Take every line from the listing below that contains "this".
==========
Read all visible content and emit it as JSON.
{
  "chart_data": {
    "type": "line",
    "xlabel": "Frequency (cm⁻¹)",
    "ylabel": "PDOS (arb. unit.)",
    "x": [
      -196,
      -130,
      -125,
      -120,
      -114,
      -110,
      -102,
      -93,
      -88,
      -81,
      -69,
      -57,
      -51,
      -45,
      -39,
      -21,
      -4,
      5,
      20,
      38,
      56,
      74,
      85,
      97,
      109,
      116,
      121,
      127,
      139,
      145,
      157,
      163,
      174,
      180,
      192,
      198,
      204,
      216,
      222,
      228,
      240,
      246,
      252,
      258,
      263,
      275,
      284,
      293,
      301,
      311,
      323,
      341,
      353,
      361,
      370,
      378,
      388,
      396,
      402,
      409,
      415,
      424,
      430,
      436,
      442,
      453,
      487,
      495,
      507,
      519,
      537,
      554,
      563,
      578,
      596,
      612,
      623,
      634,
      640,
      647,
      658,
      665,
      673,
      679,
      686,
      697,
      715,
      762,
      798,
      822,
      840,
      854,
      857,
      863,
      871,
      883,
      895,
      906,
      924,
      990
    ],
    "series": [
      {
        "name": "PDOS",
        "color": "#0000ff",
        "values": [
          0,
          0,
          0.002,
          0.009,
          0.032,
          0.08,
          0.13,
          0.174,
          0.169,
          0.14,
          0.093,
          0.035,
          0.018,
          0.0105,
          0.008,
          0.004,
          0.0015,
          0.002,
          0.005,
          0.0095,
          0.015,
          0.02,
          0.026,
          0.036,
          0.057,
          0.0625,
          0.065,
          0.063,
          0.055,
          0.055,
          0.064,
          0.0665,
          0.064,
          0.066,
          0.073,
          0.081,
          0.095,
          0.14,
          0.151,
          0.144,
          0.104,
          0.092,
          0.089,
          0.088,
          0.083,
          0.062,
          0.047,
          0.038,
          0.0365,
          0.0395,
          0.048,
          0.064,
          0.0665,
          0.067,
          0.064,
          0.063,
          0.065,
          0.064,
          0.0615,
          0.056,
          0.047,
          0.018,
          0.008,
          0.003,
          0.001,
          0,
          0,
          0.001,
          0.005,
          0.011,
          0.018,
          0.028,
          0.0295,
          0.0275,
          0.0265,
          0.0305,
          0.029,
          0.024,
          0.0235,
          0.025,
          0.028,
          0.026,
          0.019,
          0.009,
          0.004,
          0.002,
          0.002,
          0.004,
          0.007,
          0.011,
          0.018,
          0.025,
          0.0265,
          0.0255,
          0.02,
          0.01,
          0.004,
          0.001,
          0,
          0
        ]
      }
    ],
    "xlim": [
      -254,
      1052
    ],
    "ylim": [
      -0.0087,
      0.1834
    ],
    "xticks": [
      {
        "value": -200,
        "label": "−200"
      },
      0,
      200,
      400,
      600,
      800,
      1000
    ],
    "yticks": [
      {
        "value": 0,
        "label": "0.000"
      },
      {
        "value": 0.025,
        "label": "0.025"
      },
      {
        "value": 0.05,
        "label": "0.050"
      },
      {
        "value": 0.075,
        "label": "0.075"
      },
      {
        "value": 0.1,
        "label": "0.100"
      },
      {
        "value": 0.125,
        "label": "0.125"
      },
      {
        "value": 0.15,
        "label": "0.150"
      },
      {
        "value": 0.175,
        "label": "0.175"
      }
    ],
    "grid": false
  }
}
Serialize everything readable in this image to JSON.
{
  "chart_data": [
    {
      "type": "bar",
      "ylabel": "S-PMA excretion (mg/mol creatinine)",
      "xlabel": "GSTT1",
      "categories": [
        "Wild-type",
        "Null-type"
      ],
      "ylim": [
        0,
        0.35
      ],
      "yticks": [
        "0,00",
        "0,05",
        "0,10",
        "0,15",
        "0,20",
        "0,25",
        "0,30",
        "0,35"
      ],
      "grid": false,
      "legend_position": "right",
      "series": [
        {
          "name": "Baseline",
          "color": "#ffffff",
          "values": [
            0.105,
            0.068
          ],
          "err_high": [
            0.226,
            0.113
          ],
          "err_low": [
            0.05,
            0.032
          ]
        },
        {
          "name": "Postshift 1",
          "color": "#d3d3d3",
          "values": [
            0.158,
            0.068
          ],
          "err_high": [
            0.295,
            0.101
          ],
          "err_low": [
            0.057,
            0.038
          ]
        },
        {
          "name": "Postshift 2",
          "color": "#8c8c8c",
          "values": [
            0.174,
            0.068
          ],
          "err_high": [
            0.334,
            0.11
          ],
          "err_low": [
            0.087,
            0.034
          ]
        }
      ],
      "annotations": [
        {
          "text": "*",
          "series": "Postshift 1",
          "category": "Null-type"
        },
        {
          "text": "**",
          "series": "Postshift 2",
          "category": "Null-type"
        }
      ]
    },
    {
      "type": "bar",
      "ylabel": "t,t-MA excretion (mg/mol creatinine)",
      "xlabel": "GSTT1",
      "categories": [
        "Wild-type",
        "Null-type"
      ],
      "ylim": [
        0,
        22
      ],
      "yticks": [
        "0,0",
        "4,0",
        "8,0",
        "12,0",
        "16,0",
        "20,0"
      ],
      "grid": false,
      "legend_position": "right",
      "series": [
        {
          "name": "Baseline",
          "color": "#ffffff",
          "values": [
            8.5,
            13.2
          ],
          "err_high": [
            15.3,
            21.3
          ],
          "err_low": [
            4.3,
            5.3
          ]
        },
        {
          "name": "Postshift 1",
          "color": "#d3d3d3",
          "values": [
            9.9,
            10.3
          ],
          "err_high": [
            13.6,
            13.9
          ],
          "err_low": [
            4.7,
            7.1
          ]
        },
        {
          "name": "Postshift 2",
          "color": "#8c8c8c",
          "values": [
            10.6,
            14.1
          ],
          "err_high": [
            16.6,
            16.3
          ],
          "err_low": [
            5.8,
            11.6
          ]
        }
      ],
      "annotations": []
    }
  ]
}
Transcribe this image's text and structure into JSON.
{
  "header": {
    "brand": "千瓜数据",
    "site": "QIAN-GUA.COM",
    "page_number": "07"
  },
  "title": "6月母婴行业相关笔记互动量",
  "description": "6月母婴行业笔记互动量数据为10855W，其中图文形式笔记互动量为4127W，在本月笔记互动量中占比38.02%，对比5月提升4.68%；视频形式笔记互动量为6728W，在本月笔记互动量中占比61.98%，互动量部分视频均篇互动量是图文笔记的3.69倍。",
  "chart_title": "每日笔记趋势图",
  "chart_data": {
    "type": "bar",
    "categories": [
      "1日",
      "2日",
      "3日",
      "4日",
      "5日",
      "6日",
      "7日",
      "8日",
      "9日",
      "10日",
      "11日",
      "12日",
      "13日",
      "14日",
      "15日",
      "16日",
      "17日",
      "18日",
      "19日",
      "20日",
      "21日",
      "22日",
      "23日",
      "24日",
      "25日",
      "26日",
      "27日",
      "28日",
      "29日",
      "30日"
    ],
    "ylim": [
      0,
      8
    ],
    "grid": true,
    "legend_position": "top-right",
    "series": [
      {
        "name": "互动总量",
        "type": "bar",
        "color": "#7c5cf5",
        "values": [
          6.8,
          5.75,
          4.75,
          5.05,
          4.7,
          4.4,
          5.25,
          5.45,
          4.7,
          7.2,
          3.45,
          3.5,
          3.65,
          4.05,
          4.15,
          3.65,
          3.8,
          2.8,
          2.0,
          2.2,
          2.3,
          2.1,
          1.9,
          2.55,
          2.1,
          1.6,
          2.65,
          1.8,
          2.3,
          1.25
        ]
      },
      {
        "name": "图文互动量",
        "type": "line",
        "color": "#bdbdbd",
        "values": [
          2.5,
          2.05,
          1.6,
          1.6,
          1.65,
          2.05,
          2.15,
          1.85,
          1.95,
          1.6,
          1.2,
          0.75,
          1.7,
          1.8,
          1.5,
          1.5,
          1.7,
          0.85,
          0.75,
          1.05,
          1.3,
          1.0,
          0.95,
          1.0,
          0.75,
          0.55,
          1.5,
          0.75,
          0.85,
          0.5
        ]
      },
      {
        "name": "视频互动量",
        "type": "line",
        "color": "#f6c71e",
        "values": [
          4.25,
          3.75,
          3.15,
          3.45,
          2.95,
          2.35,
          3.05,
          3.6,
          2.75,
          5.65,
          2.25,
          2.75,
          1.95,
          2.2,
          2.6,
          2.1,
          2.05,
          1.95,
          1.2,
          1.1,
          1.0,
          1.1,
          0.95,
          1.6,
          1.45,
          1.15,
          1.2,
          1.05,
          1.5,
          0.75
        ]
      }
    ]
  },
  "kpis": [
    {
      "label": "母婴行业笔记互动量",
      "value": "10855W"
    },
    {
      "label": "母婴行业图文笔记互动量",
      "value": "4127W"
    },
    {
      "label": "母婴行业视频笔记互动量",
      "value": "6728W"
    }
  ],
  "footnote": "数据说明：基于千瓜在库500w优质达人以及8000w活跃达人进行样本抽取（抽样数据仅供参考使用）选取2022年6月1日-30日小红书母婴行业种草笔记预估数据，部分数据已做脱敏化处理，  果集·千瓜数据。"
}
==========
**Exercise answer:**
Serialize everything readable in this image to JSON.
Transcribe this image's text and structure into JSON.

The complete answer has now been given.